WHAT TO WORK ON → Filter the records for lines holding the string "presidente".

INPUT MATERIAL →
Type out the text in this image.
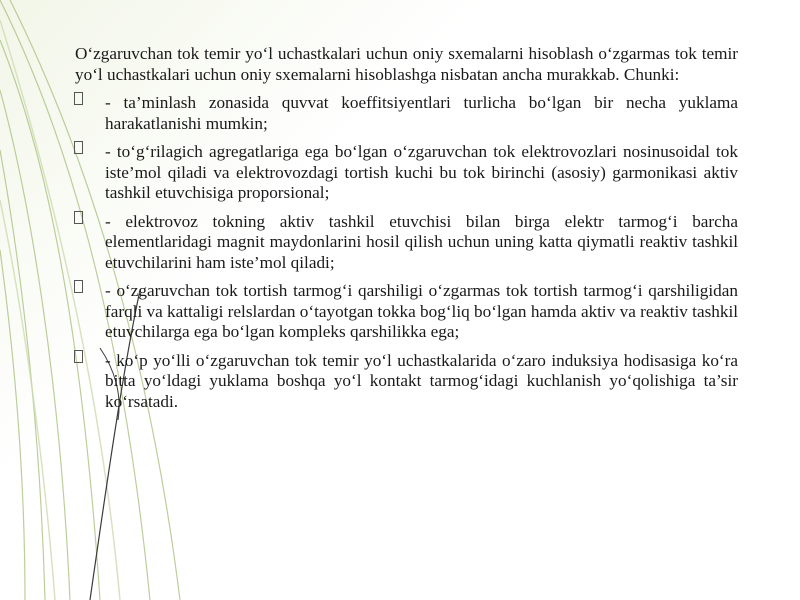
O‘zgaruvchan tok temir yo‘l uchastkalari uchun oniy sxemalarni hisoblash o‘zgarmas tok temir yo‘l uchastkalari uchun oniy sxemalarni hisoblashga nisbatan ancha murakkab. Chunki:

- ta’minlash zonasida quvvat koeffitsiyentlari turlicha bo‘lgan bir necha yuklama harakatlanishi mumkin;
- to‘g‘rilagich agregatlariga ega bo‘lgan o‘zgaruvchan tok elektrovozlari nosinusoidal tok iste’mol qiladi va elektrovozdagi tortish kuchi bu tok birinchi (asosiy) garmonikasi aktiv tashkil etuvchisiga proporsional;
- elektrovoz tokning aktiv tashkil etuvchisi bilan birga elektr tarmog‘i barcha elementlaridagi magnit maydonlarini hosil qilish uchun uning katta qiymatli reaktiv tashkil etuvchilarini ham iste’mol qiladi;
- o‘zgaruvchan tok tortish tarmog‘i qarshiligi o‘zgarmas tok tortish tarmog‘i qarshiligidan farqli va kattaligi relslardan o‘tayotgan tokka bog‘liq bo‘lgan hamda aktiv va reaktiv tashkil etuvchilarga ega bo‘lgan kompleks qarshilikka ega;
- ko‘p yo‘lli o‘zgaruvchan tok temir yo‘l uchastkalarida o‘zaro induksiya hodisasiga ko‘ra bitta yo‘ldagi yuklama boshqa yo‘l kontakt tarmog‘idagi kuchlanish yo‘qolishiga ta’sir ko‘rsatadi.
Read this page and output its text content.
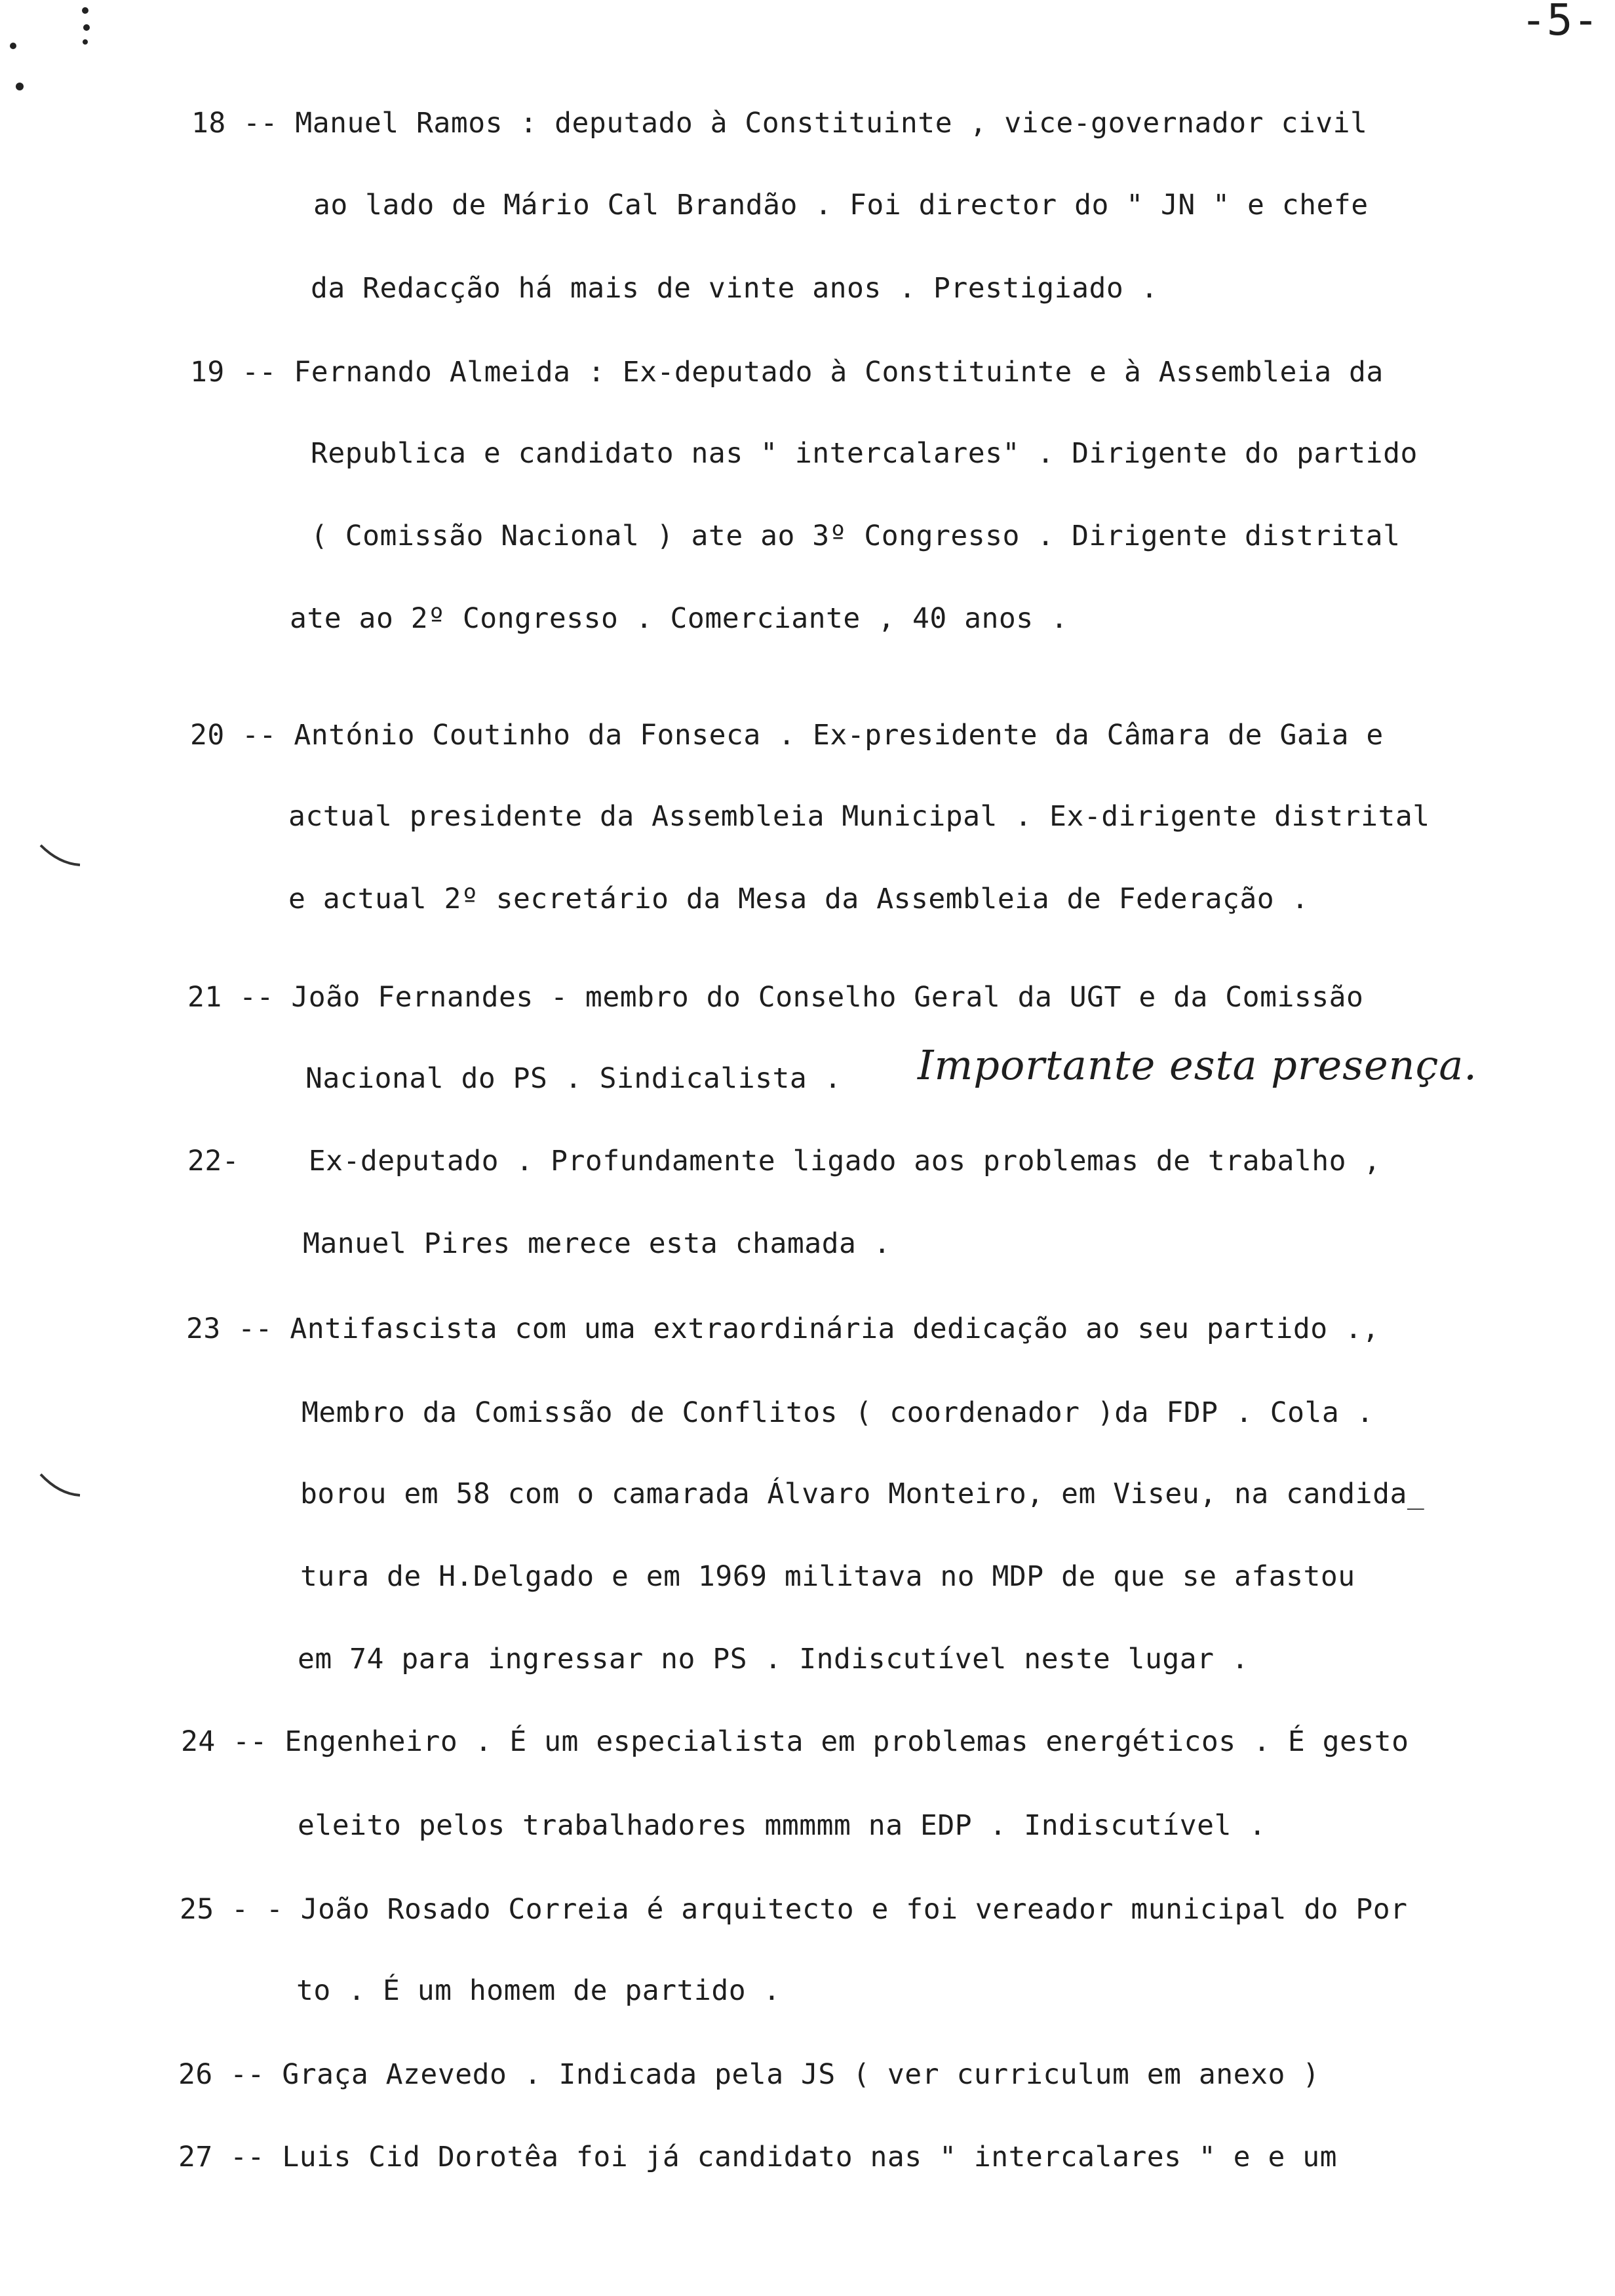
-5-
18 -- Manuel Ramos : deputado à Constituinte , vice-governador civil
ao lado de Mário Cal Brandão . Foi director do " JN " e chefe
da Redacção há mais de vinte anos . Prestigiado .
19 -- Fernando Almeida : Ex-deputado à Constituinte e à Assembleia da
Republica e candidato nas " intercalares" . Dirigente do partido
( Comissão Nacional ) ate ao 3º Congresso . Dirigente distrital
ate ao 2º Congresso . Comerciante , 40 anos .
20 -- António Coutinho da Fonseca . Ex-presidente da Câmara de Gaia e
actual presidente da Assembleia Municipal . Ex-dirigente distrital
e actual 2º secretário da Mesa da Assembleia de Federação .
21 -- João Fernandes - membro do Conselho Geral da UGT e da Comissão
Nacional do PS . Sindicalista . Importante esta presença.
22-    Ex-deputado . Profundamente ligado aos problemas de trabalho ,
Manuel Pires merece esta chamada .
23 -- Antifascista com uma extraordinária dedicação ao seu partido .,
Membro da Comissão de Conflitos ( coordenador )da FDP . Cola .
borou em 58 com o camarada Álvaro Monteiro, em Viseu, na candida_
tura de H.Delgado e em 1969 militava no MDP de que se afastou
em 74 para ingressar no PS . Indiscutível neste lugar .
24 -- Engenheiro . É um especialista em problemas energéticos . É gesto
eleito pelos trabalhadores mmmmm na EDP . Indiscutível .
25 - - João Rosado Correia é arquitecto e foi vereador municipal do Por
to . É um homem de partido .
26 -- Graça Azevedo . Indicada pela JS ( ver curriculum em anexo )
27 -- Luis Cid Dorotêa foi já candidato nas " intercalares " e e um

SOLUTION TO THE PROBLEM →
20 -- António Coutinho da Fonseca . Ex-presidente da Câmara de Gaia e
actual presidente da Assembleia Municipal . Ex-dirigente distrital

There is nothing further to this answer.